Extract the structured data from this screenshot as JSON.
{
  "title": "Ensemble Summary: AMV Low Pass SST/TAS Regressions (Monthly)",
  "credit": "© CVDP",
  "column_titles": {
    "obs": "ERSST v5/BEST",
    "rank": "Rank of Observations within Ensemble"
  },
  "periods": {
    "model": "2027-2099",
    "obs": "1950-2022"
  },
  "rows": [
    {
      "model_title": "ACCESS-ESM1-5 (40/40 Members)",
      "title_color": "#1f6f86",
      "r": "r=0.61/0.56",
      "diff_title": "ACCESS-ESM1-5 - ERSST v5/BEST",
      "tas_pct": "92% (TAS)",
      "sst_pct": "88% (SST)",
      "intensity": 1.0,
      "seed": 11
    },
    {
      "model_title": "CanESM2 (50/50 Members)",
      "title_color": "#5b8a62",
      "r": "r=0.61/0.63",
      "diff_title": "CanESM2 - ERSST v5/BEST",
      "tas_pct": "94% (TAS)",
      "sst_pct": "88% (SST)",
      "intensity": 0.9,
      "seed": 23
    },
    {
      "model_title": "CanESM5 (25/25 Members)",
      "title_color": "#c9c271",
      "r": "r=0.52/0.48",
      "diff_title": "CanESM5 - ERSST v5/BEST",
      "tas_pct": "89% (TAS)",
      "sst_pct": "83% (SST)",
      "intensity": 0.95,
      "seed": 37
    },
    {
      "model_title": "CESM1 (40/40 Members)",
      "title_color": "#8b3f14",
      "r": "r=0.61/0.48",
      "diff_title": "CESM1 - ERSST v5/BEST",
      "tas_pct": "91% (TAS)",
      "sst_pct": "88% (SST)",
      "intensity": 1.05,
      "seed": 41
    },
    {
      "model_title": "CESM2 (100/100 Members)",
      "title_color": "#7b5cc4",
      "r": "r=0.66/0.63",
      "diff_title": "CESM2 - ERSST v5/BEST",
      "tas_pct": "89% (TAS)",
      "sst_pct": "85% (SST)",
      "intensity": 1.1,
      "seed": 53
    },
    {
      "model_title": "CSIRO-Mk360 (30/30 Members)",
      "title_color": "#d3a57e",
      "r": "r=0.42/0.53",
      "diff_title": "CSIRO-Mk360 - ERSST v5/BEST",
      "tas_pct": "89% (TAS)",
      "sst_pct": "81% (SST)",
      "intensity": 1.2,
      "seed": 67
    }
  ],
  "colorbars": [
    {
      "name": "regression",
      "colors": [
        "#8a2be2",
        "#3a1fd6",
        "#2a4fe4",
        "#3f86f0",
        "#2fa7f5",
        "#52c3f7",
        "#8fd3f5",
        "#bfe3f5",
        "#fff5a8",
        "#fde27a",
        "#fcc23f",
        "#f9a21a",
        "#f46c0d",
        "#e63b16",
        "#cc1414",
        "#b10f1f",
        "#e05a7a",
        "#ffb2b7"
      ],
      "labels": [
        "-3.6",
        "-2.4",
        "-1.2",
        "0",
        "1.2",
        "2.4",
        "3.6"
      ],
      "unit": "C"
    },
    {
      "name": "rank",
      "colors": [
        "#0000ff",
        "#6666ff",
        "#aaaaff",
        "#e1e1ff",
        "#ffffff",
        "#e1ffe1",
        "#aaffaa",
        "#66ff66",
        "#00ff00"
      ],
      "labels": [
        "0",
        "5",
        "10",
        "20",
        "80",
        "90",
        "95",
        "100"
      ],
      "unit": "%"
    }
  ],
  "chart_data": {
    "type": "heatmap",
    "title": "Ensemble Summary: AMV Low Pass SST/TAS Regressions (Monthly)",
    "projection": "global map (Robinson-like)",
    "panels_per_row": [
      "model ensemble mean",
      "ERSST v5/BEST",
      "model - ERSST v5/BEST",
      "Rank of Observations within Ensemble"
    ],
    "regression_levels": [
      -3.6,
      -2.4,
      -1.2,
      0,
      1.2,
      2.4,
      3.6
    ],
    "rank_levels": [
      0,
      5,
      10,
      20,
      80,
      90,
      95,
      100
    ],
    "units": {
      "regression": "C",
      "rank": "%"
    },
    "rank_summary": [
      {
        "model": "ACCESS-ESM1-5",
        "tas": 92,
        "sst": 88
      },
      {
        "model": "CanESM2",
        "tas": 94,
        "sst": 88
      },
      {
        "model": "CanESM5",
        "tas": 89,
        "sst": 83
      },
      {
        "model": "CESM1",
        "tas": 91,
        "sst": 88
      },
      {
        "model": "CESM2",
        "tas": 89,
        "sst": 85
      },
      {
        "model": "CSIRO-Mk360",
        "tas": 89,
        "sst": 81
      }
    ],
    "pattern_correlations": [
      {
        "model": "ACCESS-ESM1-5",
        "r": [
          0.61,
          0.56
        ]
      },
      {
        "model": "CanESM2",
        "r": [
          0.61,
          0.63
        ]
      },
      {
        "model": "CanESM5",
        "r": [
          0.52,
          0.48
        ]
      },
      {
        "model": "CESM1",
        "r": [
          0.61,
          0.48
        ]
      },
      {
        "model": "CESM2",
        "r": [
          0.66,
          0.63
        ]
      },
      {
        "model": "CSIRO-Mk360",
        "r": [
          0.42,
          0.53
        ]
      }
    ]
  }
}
▬▬▬▬▬▬
__What you will do__: Reproduce the records word for word.

__Answer to the problem__:
Extract the structured data from this screenshot as JSON.
{
  "title": "Ensemble Summary: AMV Low Pass SST/TAS Regressions (Monthly)",
  "credit": "© CVDP",
  "column_titles": {
    "obs": "ERSST v5/BEST",
    "rank": "Rank of Observations within Ensemble"
  },
  "periods": {
    "model": "2027-2099",
    "obs": "1950-2022"
  },
  "rows": [
    {
      "model_title": "ACCESS-ESM1-5 (40/40 Members)",
      "title_color": "#1f6f86",
      "r": "r=0.61/0.56",
      "diff_title": "ACCESS-ESM1-5 - ERSST v5/BEST",
      "tas_pct": "92% (TAS)",
      "sst_pct": "88% (SST)",
      "intensity": 1.0,
      "seed": 11
    },
    {
      "model_title": "CanESM2 (50/50 Members)",
      "title_color": "#5b8a62",
      "r": "r=0.61/0.63",
      "diff_title": "CanESM2 - ERSST v5/BEST",
      "tas_pct": "94% (TAS)",
      "sst_pct": "88% (SST)",
      "intensity": 0.9,
      "seed": 23
    },
    {
      "model_title": "CanESM5 (25/25 Members)",
      "title_color": "#c9c271",
      "r": "r=0.52/0.48",
      "diff_title": "CanESM5 - ERSST v5/BEST",
      "tas_pct": "89% (TAS)",
      "sst_pct": "83% (SST)",
      "intensity": 0.95,
      "seed": 37
    },
    {
      "model_title": "CESM1 (40/40 Members)",
      "title_color": "#8b3f14",
      "r": "r=0.61/0.48",
      "diff_title": "CESM1 - ERSST v5/BEST",
      "tas_pct": "91% (TAS)",
      "sst_pct": "88% (SST)",
      "intensity": 1.05,
      "seed": 41
    },
    {
      "model_title": "CESM2 (100/100 Members)",
      "title_color": "#7b5cc4",
      "r": "r=0.66/0.63",
      "diff_title": "CESM2 - ERSST v5/BEST",
      "tas_pct": "89% (TAS)",
      "sst_pct": "85% (SST)",
      "intensity": 1.1,
      "seed": 53
    },
    {
      "model_title": "CSIRO-Mk360 (30/30 Members)",
      "title_color": "#d3a57e",
      "r": "r=0.42/0.53",
      "diff_title": "CSIRO-Mk360 - ERSST v5/BEST",
      "tas_pct": "89% (TAS)",
      "sst_pct": "81% (SST)",
      "intensity": 1.2,
      "seed": 67
    }
  ],
  "colorbars": [
    {
      "name": "regression",
      "colors": [
        "#8a2be2",
        "#3a1fd6",
        "#2a4fe4",
        "#3f86f0",
        "#2fa7f5",
        "#52c3f7",
        "#8fd3f5",
        "#bfe3f5",
        "#fff5a8",
        "#fde27a",
        "#fcc23f",
        "#f9a21a",
        "#f46c0d",
        "#e63b16",
        "#cc1414",
        "#b10f1f",
        "#e05a7a",
        "#ffb2b7"
      ],
      "labels": [
        "-3.6",
        "-2.4",
        "-1.2",
        "0",
        "1.2",
        "2.4",
        "3.6"
      ],
      "unit": "C"
    },
    {
      "name": "rank",
      "colors": [
        "#0000ff",
        "#6666ff",
        "#aaaaff",
        "#e1e1ff",
        "#ffffff",
        "#e1ffe1",
        "#aaffaa",
        "#66ff66",
        "#00ff00"
      ],
      "labels": [
        "0",
        "5",
        "10",
        "20",
        "80",
        "90",
        "95",
        "100"
      ],
      "unit": "%"
    }
  ],
  "chart_data": {
    "type": "heatmap",
    "title": "Ensemble Summary: AMV Low Pass SST/TAS Regressions (Monthly)",
    "projection": "global map (Robinson-like)",
    "panels_per_row": [
      "model ensemble mean",
      "ERSST v5/BEST",
      "model - ERSST v5/BEST",
      "Rank of Observations within Ensemble"
    ],
    "regression_levels": [
      -3.6,
      -2.4,
      -1.2,
      0,
      1.2,
      2.4,
      3.6
    ],
    "rank_levels": [
      0,
      5,
      10,
      20,
      80,
      90,
      95,
      100
    ],
    "units": {
      "regression": "C",
      "rank": "%"
    },
    "rank_summary": [
      {
        "model": "ACCESS-ESM1-5",
        "tas": 92,
        "sst": 88
      },
      {
        "model": "CanESM2",
        "tas": 94,
        "sst": 88
      },
      {
        "model": "CanESM5",
        "tas": 89,
        "sst": 83
      },
      {
        "model": "CESM1",
        "tas": 91,
        "sst": 88
      },
      {
        "model": "CESM2",
        "tas": 89,
        "sst": 85
      },
      {
        "model": "CSIRO-Mk360",
        "tas": 89,
        "sst": 81
      }
    ],
    "pattern_correlations": [
      {
        "model": "ACCESS-ESM1-5",
        "r": [
          0.61,
          0.56
        ]
      },
      {
        "model": "CanESM2",
        "r": [
          0.61,
          0.63
        ]
      },
      {
        "model": "CanESM5",
        "r": [
          0.52,
          0.48
        ]
      },
      {
        "model": "CESM1",
        "r": [
          0.61,
          0.48
        ]
      },
      {
        "model": "CESM2",
        "r": [
          0.66,
          0.63
        ]
      },
      {
        "model": "CSIRO-Mk360",
        "r": [
          0.42,
          0.53
        ]
      }
    ]
  }
}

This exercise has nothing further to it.